[Lines of data]
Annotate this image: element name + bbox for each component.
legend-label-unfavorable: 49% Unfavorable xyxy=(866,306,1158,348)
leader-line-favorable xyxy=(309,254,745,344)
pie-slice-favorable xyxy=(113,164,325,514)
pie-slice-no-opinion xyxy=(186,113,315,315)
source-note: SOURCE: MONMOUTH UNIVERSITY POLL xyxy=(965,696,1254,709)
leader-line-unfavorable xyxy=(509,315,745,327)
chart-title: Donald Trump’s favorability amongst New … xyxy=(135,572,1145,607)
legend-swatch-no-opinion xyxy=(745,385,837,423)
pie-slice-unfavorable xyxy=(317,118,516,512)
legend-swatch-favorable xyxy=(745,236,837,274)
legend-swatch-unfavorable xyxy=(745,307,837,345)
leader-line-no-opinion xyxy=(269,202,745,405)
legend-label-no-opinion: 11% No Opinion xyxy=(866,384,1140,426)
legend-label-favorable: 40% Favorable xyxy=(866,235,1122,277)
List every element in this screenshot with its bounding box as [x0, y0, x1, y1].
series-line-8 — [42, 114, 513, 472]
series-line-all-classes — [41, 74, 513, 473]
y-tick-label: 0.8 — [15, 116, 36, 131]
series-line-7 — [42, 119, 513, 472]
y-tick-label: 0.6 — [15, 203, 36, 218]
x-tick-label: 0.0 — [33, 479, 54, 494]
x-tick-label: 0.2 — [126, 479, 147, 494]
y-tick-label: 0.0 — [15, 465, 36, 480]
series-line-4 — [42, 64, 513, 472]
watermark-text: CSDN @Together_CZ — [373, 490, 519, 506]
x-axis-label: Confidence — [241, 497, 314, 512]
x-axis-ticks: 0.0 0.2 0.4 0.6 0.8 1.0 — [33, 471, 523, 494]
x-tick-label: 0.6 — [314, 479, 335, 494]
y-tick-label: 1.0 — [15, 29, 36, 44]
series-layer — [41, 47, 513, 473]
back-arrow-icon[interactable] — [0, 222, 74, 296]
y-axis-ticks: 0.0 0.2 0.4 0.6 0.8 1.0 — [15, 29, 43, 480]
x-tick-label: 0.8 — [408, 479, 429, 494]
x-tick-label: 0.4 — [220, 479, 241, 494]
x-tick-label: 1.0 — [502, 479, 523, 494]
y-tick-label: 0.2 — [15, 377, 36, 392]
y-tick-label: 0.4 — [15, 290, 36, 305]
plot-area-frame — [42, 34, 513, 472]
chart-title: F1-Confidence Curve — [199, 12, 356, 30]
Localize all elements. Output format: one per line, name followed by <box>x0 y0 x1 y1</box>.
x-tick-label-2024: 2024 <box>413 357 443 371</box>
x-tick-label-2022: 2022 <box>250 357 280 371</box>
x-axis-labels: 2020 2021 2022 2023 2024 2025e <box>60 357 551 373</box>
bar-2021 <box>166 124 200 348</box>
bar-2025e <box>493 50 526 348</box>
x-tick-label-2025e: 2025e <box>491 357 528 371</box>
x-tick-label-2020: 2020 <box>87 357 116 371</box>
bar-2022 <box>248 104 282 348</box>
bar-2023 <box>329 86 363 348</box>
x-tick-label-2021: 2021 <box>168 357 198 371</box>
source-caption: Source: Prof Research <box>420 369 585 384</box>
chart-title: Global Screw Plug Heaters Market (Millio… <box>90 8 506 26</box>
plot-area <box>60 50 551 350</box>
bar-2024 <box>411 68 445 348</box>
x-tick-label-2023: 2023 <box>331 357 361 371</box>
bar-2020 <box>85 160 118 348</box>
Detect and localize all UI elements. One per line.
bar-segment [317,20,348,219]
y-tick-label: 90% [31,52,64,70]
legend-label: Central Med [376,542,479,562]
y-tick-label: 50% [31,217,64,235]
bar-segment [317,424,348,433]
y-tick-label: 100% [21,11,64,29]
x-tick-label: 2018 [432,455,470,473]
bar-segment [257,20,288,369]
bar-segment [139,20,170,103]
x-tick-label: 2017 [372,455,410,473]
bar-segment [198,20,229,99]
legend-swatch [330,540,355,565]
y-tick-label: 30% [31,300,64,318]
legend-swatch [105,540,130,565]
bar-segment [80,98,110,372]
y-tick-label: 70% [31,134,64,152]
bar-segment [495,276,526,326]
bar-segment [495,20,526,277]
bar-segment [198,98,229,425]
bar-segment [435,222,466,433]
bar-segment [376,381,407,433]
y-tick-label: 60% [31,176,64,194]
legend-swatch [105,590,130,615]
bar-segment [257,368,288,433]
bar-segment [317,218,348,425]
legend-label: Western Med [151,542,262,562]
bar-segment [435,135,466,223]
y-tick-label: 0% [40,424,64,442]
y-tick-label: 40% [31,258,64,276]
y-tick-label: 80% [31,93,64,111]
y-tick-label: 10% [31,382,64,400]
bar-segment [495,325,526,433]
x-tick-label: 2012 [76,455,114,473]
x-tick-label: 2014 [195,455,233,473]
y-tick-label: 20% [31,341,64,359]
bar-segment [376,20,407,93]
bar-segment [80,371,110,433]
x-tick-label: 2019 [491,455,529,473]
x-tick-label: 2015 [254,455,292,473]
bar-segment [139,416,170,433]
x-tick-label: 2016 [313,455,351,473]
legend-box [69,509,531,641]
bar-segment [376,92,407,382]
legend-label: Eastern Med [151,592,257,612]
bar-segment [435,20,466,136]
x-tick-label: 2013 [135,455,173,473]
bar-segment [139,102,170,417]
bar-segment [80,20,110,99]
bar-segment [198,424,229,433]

# What the task requires
Can you turn these lines into a numbered list, leaving out any blank lines?

# Problem solution
1. Annotate this image: element name + bbox for each component.
2. legend-label-unfavorable: 49% Unfavorable xyxy=(866,306,1158,348)
3. leader-line-favorable xyxy=(309,254,745,344)
4. pie-slice-favorable xyxy=(113,164,325,514)
5. pie-slice-no-opinion xyxy=(186,113,315,315)
6. source-note: SOURCE: MONMOUTH UNIVERSITY POLL xyxy=(965,696,1254,709)
7. leader-line-unfavorable xyxy=(509,315,745,327)
8. chart-title: Donald Trump’s favorability amongst New … xyxy=(135,572,1145,607)
9. legend-swatch-no-opinion xyxy=(745,385,837,423)
10. pie-slice-unfavorable xyxy=(317,118,516,512)
11. legend-swatch-favorable xyxy=(745,236,837,274)
12. legend-swatch-unfavorable xyxy=(745,307,837,345)
13. leader-line-no-opinion xyxy=(269,202,745,405)
14. legend-label-no-opinion: 11% No Opinion xyxy=(866,384,1140,426)
15. legend-label-favorable: 40% Favorable xyxy=(866,235,1122,277)
16. List every element in this screenshot with its bounding box as [x0, y0, x1, y1].
17. series-line-8 — [42, 114, 513, 472]
18. series-line-all-classes — [41, 74, 513, 473]
19. y-tick-label: 0.8 — [15, 116, 36, 131]
20. series-line-7 — [42, 119, 513, 472]
21. y-tick-label: 0.6 — [15, 203, 36, 218]
22. x-tick-label: 0.0 — [33, 479, 54, 494]
23. x-tick-label: 0.2 — [126, 479, 147, 494]
24. y-tick-label: 0.0 — [15, 465, 36, 480]
25. series-line-4 — [42, 64, 513, 472]
26. watermark-text: CSDN @Together_CZ — [373, 490, 519, 506]
27. x-axis-label: Confidence — [241, 497, 314, 512]
28. x-axis-ticks: 0.0 0.2 0.4 0.6 0.8 1.0 — [33, 471, 523, 494]
29. x-tick-label: 0.6 — [314, 479, 335, 494]
30. y-tick-label: 1.0 — [15, 29, 36, 44]
31. series-layer — [41, 47, 513, 473]
32. back-arrow-icon[interactable] — [0, 222, 74, 296]
33. y-axis-ticks: 0.0 0.2 0.4 0.6 0.8 1.0 — [15, 29, 43, 480]
34. x-tick-label: 0.8 — [408, 479, 429, 494]
35. x-tick-label: 0.4 — [220, 479, 241, 494]
36. x-tick-label: 1.0 — [502, 479, 523, 494]
37. y-tick-label: 0.2 — [15, 377, 36, 392]
38. y-tick-label: 0.4 — [15, 290, 36, 305]
39. plot-area-frame — [42, 34, 513, 472]
40. chart-title: F1-Confidence Curve — [199, 12, 356, 30]
41. Localize all elements. Output format: one per line, name followed by <box>x0 y0 x1 y1</box>.
42. x-tick-label-2024: 2024 <box>413 357 443 371</box>
43. x-tick-label-2022: 2022 <box>250 357 280 371</box>
44. x-axis-labels: 2020 2021 2022 2023 2024 2025e <box>60 357 551 373</box>
45. bar-2021 <box>166 124 200 348</box>
46. bar-2025e <box>493 50 526 348</box>
47. x-tick-label-2025e: 2025e <box>491 357 528 371</box>
48. x-tick-label-2020: 2020 <box>87 357 116 371</box>
49. bar-2022 <box>248 104 282 348</box>
50. bar-2023 <box>329 86 363 348</box>
51. x-tick-label-2021: 2021 <box>168 357 198 371</box>
52. source-caption: Source: Prof Research <box>420 369 585 384</box>
53. chart-title: Global Screw Plug Heaters Market (Millio… <box>90 8 506 26</box>
54. plot-area <box>60 50 551 350</box>
55. bar-2024 <box>411 68 445 348</box>
56. x-tick-label-2023: 2023 <box>331 357 361 371</box>
57. bar-2020 <box>85 160 118 348</box>
58. Detect and localize all UI elements. One per line.
59. bar-segment [317,20,348,219]
60. y-tick-label: 90% [31,52,64,70]
61. legend-label: Central Med [376,542,479,562]
62. y-tick-label: 50% [31,217,64,235]
63. bar-segment [317,424,348,433]
64. y-tick-label: 100% [21,11,64,29]
65. x-tick-label: 2018 [432,455,470,473]
66. bar-segment [257,20,288,369]
67. bar-segment [139,20,170,103]
68. x-tick-label: 2017 [372,455,410,473]
69. bar-segment [198,20,229,99]
70. legend-swatch [330,540,355,565]
71. y-tick-label: 30% [31,300,64,318]
72. legend-swatch [105,540,130,565]
73. bar-segment [80,98,110,372]
74. y-tick-label: 70% [31,134,64,152]
75. bar-segment [495,276,526,326]
76. bar-segment [495,20,526,277]
77. bar-segment [198,98,229,425]
78. bar-segment [435,222,466,433]
79. bar-segment [376,381,407,433]
80. y-tick-label: 60% [31,176,64,194]
81. legend-swatch [105,590,130,615]
82. bar-segment [257,368,288,433]
83. bar-segment [317,218,348,425]
84. legend-label: Western Med [151,542,262,562]
85. bar-segment [435,135,466,223]
86. y-tick-label: 0% [40,424,64,442]
87. y-tick-label: 40% [31,258,64,276]
88. y-tick-label: 80% [31,93,64,111]
89. y-tick-label: 10% [31,382,64,400]
90. bar-segment [495,325,526,433]
91. x-tick-label: 2012 [76,455,114,473]
92. x-tick-label: 2014 [195,455,233,473]
93. y-tick-label: 20% [31,341,64,359]
94. bar-segment [376,20,407,93]
95. bar-segment [80,371,110,433]
96. x-tick-label: 2019 [491,455,529,473]
97. x-tick-label: 2015 [254,455,292,473]
98. bar-segment [139,416,170,433]
99. x-tick-label: 2016 [313,455,351,473]
100. legend-box [69,509,531,641]
101. bar-segment [376,92,407,382]
102. legend-label: Eastern Med [151,592,257,612]
103. bar-segment [435,20,466,136]
104. x-tick-label: 2013 [135,455,173,473]
105. bar-segment [139,102,170,417]
106. bar-segment [80,20,110,99]
107. bar-segment [198,424,229,433]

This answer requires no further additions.